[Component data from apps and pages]
* * * * *
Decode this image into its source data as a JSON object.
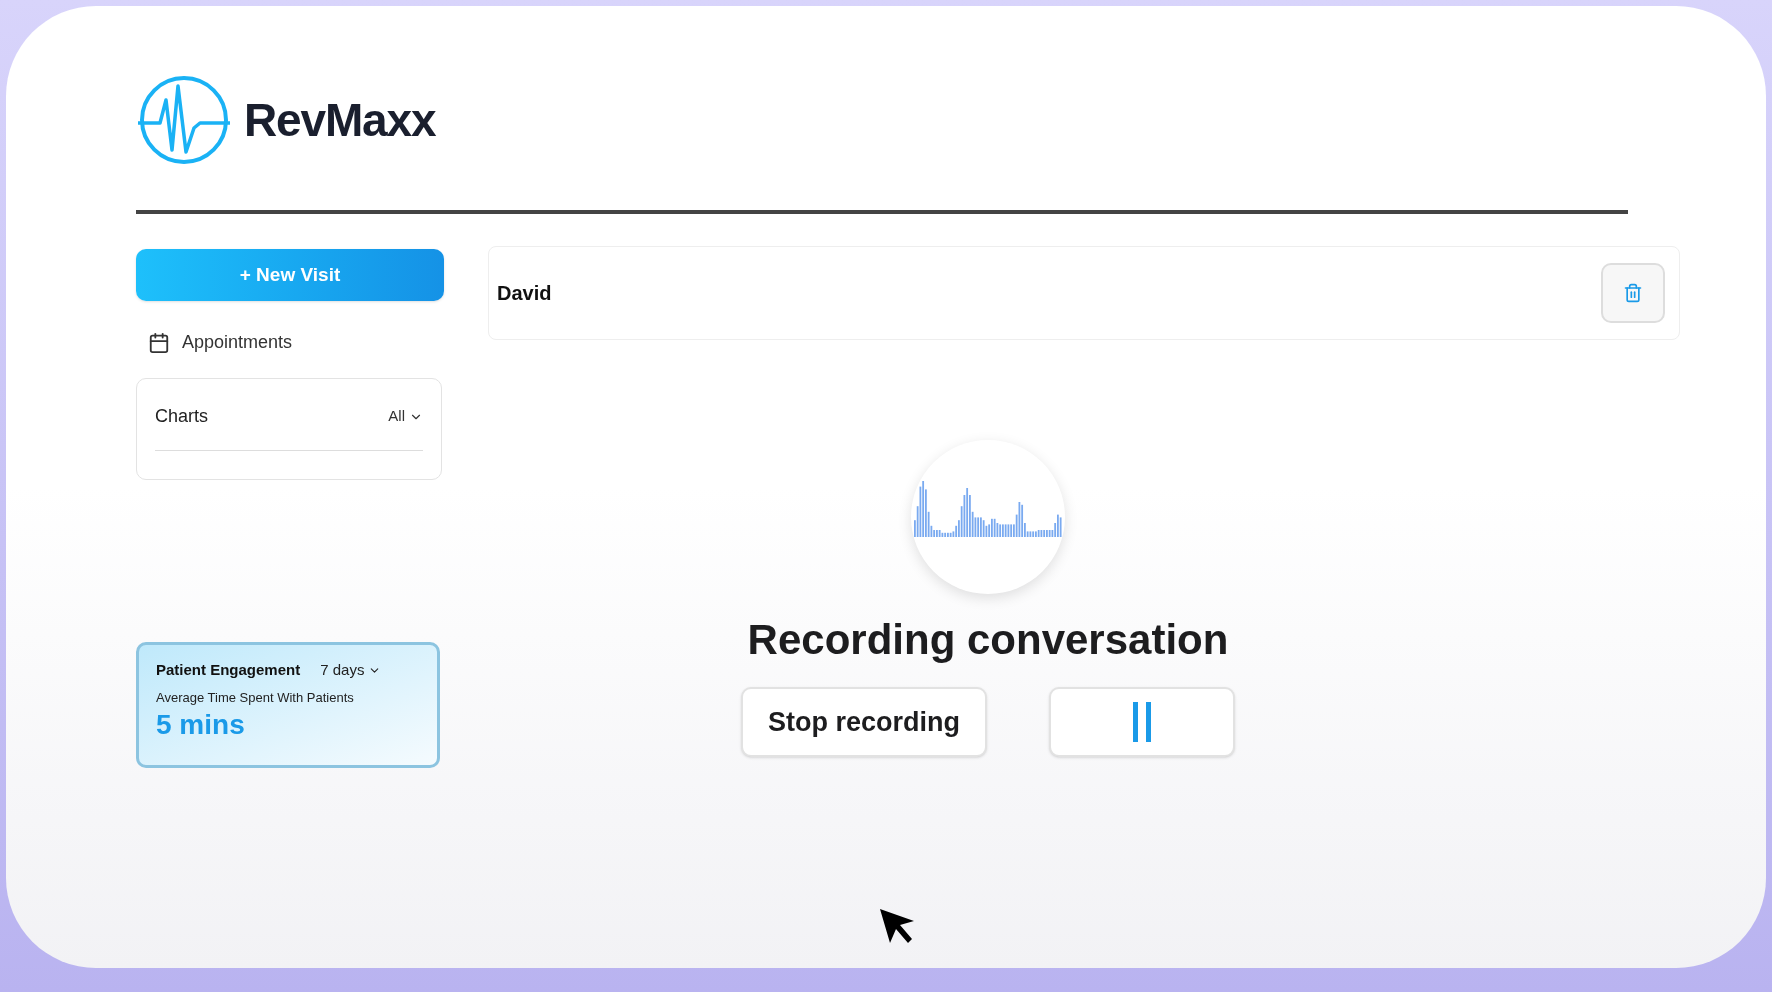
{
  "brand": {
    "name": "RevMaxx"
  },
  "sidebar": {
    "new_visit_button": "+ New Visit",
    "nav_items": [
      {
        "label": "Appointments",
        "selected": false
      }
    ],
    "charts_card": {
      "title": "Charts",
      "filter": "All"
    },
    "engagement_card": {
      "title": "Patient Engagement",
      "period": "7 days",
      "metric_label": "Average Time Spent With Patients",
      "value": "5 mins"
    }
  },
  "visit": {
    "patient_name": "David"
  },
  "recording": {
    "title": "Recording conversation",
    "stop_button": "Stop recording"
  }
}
* * * * *
Go back to the records above and write them out exactly, without the pictures.

- **SOLUTION TO THIS PROBLEM**
Decode this image into its source data as a JSON object.
{
  "brand": {
    "name": "RevMaxx"
  },
  "sidebar": {
    "new_visit_button": "+ New Visit",
    "nav_items": [
      {
        "label": "Appointments",
        "selected": false
      }
    ],
    "charts_card": {
      "title": "Charts",
      "filter": "All"
    },
    "engagement_card": {
      "title": "Patient Engagement",
      "period": "7 days",
      "metric_label": "Average Time Spent With Patients",
      "value": "5 mins"
    }
  },
  "visit": {
    "patient_name": "David"
  },
  "recording": {
    "title": "Recording conversation",
    "stop_button": "Stop recording"
  }
}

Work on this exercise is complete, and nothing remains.